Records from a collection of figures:
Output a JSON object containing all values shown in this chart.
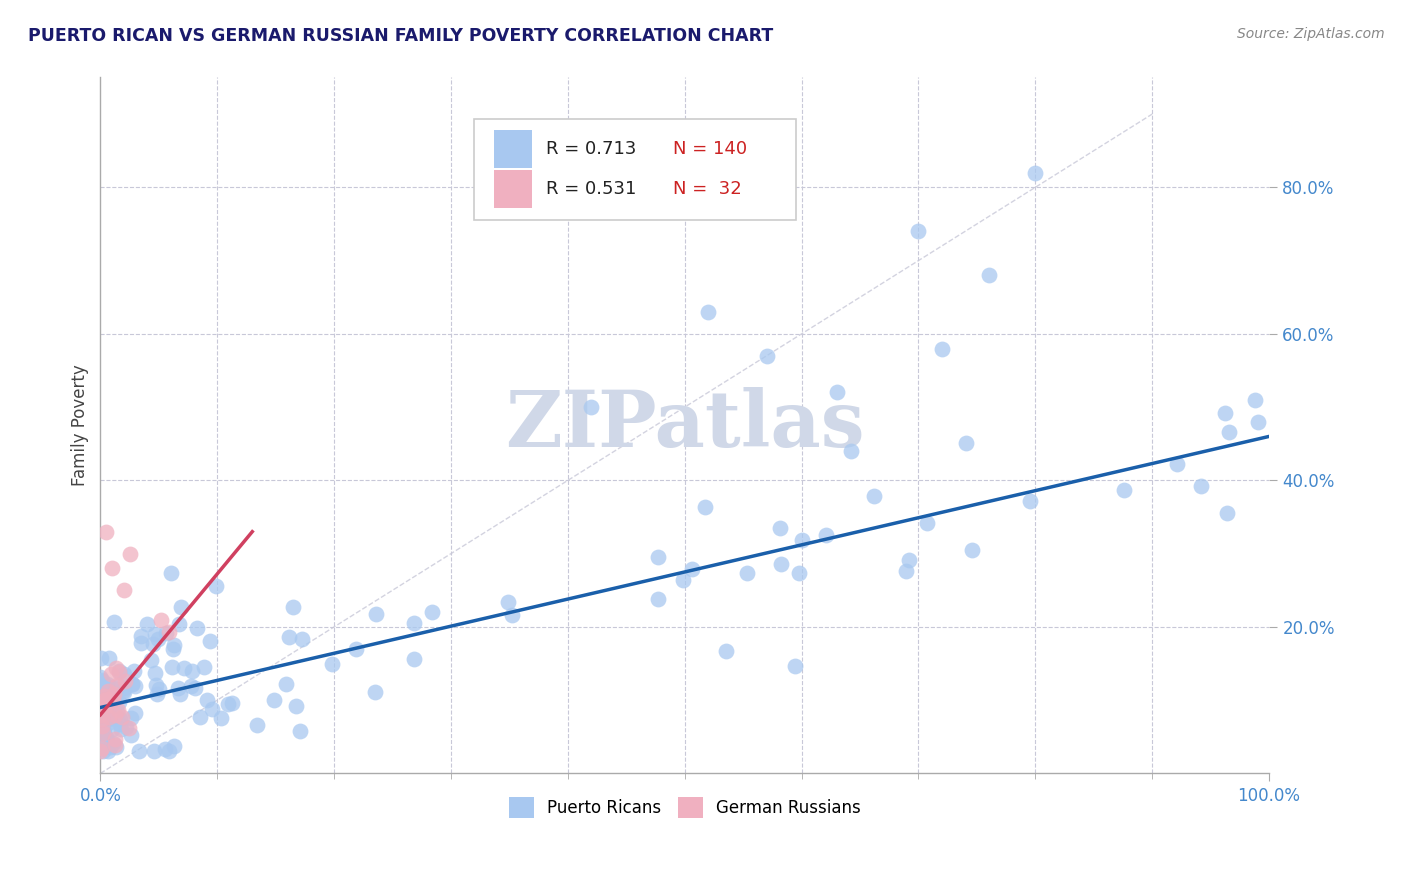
{
  "title": "PUERTO RICAN VS GERMAN RUSSIAN FAMILY POVERTY CORRELATION CHART",
  "source": "Source: ZipAtlas.com",
  "ylabel": "Family Poverty",
  "xlim": [
    0,
    1.0
  ],
  "ylim": [
    0,
    0.95
  ],
  "color_blue": "#a8c8f0",
  "color_pink": "#f0b0c0",
  "color_trend_blue": "#1a5faa",
  "color_trend_pink": "#d04060",
  "color_ref_line": "#c8c8d8",
  "color_grid": "#c8c8d8",
  "color_title": "#1a1a6c",
  "color_axis_blue": "#4488cc",
  "color_text_dark": "#222222",
  "color_text_red": "#cc2222",
  "watermark_color": "#d0d8e8",
  "pr_trend_x0": 0.0,
  "pr_trend_y0": 0.09,
  "pr_trend_x1": 1.0,
  "pr_trend_y1": 0.46,
  "gr_trend_x0": 0.0,
  "gr_trend_y0": 0.08,
  "gr_trend_x1": 0.13,
  "gr_trend_y1": 0.33,
  "ref_line_x0": 0.0,
  "ref_line_y0": 0.0,
  "ref_line_x1": 0.9,
  "ref_line_y1": 0.9
}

**What you should do:** Without the pictures, return the entries exactly as they appear.

**Correct output:**
Output a JSON object containing all values shown in this chart.
{
  "title": "PUERTO RICAN VS GERMAN RUSSIAN FAMILY POVERTY CORRELATION CHART",
  "source": "Source: ZipAtlas.com",
  "ylabel": "Family Poverty",
  "xlim": [
    0,
    1.0
  ],
  "ylim": [
    0,
    0.95
  ],
  "color_blue": "#a8c8f0",
  "color_pink": "#f0b0c0",
  "color_trend_blue": "#1a5faa",
  "color_trend_pink": "#d04060",
  "color_ref_line": "#c8c8d8",
  "color_grid": "#c8c8d8",
  "color_title": "#1a1a6c",
  "color_axis_blue": "#4488cc",
  "color_text_dark": "#222222",
  "color_text_red": "#cc2222",
  "watermark_color": "#d0d8e8",
  "pr_trend_x0": 0.0,
  "pr_trend_y0": 0.09,
  "pr_trend_x1": 1.0,
  "pr_trend_y1": 0.46,
  "gr_trend_x0": 0.0,
  "gr_trend_y0": 0.08,
  "gr_trend_x1": 0.13,
  "gr_trend_y1": 0.33,
  "ref_line_x0": 0.0,
  "ref_line_y0": 0.0,
  "ref_line_x1": 0.9,
  "ref_line_y1": 0.9
}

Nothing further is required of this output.